Gather up the lines with the word "document" in them.

* **Entries shown**:
•••
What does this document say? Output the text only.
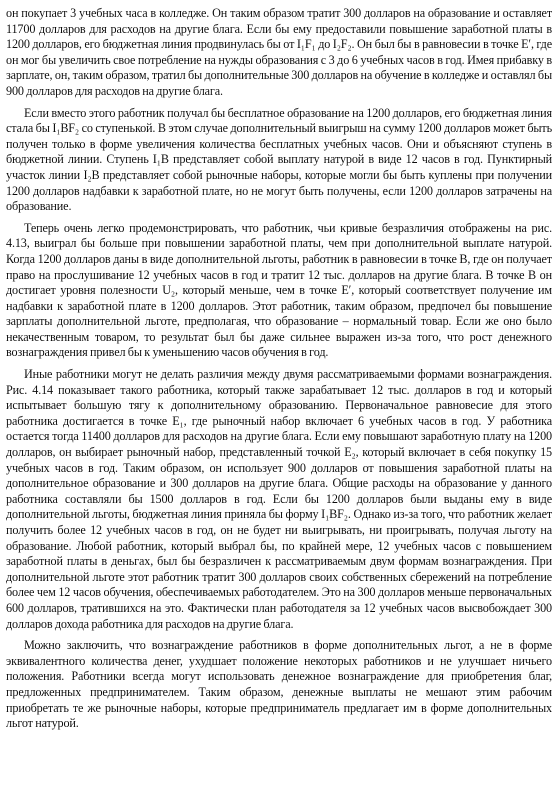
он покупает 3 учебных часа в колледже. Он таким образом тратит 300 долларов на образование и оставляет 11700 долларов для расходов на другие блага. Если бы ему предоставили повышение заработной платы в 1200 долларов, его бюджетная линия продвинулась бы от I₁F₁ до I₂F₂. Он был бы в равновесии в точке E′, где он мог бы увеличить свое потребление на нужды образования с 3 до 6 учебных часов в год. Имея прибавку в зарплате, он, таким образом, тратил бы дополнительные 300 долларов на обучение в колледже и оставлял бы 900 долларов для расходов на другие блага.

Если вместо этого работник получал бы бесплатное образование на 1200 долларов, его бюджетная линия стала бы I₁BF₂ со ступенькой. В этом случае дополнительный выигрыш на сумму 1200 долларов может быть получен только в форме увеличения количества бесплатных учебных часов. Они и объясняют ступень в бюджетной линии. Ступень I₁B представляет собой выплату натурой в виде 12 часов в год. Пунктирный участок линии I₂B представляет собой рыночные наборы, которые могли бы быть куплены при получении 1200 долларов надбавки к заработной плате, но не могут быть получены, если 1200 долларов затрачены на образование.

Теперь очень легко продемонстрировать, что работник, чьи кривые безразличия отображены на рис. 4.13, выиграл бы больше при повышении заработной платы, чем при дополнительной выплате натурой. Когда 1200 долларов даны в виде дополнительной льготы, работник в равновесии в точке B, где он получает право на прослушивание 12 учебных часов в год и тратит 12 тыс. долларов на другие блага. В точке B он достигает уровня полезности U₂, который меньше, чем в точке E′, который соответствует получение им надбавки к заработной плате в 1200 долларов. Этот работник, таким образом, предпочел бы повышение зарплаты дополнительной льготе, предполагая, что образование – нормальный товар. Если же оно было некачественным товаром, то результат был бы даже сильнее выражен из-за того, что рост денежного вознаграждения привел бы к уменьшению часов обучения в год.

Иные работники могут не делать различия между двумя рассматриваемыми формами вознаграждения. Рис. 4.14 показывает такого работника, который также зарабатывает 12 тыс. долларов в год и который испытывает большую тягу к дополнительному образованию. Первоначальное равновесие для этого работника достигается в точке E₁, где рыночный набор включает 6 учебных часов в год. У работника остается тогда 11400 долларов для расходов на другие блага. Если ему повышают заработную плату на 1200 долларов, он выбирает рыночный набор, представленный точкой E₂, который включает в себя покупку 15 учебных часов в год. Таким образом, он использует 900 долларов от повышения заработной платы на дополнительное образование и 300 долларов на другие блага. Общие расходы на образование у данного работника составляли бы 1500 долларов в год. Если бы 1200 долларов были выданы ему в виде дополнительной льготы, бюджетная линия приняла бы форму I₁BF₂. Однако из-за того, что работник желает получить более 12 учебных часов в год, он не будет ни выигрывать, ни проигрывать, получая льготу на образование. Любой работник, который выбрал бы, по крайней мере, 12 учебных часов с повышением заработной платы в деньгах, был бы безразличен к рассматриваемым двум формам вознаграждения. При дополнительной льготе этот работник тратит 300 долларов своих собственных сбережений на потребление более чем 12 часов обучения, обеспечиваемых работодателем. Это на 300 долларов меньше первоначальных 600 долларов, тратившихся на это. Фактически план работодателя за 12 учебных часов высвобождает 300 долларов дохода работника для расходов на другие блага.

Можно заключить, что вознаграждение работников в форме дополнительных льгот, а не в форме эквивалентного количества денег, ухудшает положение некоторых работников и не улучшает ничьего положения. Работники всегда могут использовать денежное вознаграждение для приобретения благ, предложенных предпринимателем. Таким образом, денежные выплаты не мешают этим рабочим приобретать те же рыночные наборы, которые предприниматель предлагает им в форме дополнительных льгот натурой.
•••
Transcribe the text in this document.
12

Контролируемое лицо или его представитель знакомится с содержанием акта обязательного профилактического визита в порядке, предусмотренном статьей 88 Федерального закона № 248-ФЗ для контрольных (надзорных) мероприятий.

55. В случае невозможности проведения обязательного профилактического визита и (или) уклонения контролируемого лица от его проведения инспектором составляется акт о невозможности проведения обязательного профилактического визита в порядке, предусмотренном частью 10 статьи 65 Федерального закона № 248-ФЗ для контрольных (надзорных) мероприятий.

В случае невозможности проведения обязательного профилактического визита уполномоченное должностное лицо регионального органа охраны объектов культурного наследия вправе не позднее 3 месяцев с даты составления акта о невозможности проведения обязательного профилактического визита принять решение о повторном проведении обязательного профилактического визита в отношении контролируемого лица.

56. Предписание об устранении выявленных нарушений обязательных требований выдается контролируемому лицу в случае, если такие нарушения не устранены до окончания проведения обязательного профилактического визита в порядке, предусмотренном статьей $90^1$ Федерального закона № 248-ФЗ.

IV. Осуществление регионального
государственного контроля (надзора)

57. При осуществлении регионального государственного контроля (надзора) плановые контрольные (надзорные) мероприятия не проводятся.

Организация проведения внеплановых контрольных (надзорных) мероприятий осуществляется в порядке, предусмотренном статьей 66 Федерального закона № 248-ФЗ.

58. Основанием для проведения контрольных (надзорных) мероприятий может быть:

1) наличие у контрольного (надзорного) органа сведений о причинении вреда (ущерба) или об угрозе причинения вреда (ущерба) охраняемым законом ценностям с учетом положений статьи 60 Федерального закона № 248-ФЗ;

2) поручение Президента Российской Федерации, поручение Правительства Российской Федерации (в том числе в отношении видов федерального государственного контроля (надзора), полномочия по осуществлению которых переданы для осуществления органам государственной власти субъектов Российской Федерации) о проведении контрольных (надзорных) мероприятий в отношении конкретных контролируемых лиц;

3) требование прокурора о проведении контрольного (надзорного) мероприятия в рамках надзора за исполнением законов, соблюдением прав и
•••
* **Output below**:
What does this document say? Output the text only.
Transcribe the text in this document.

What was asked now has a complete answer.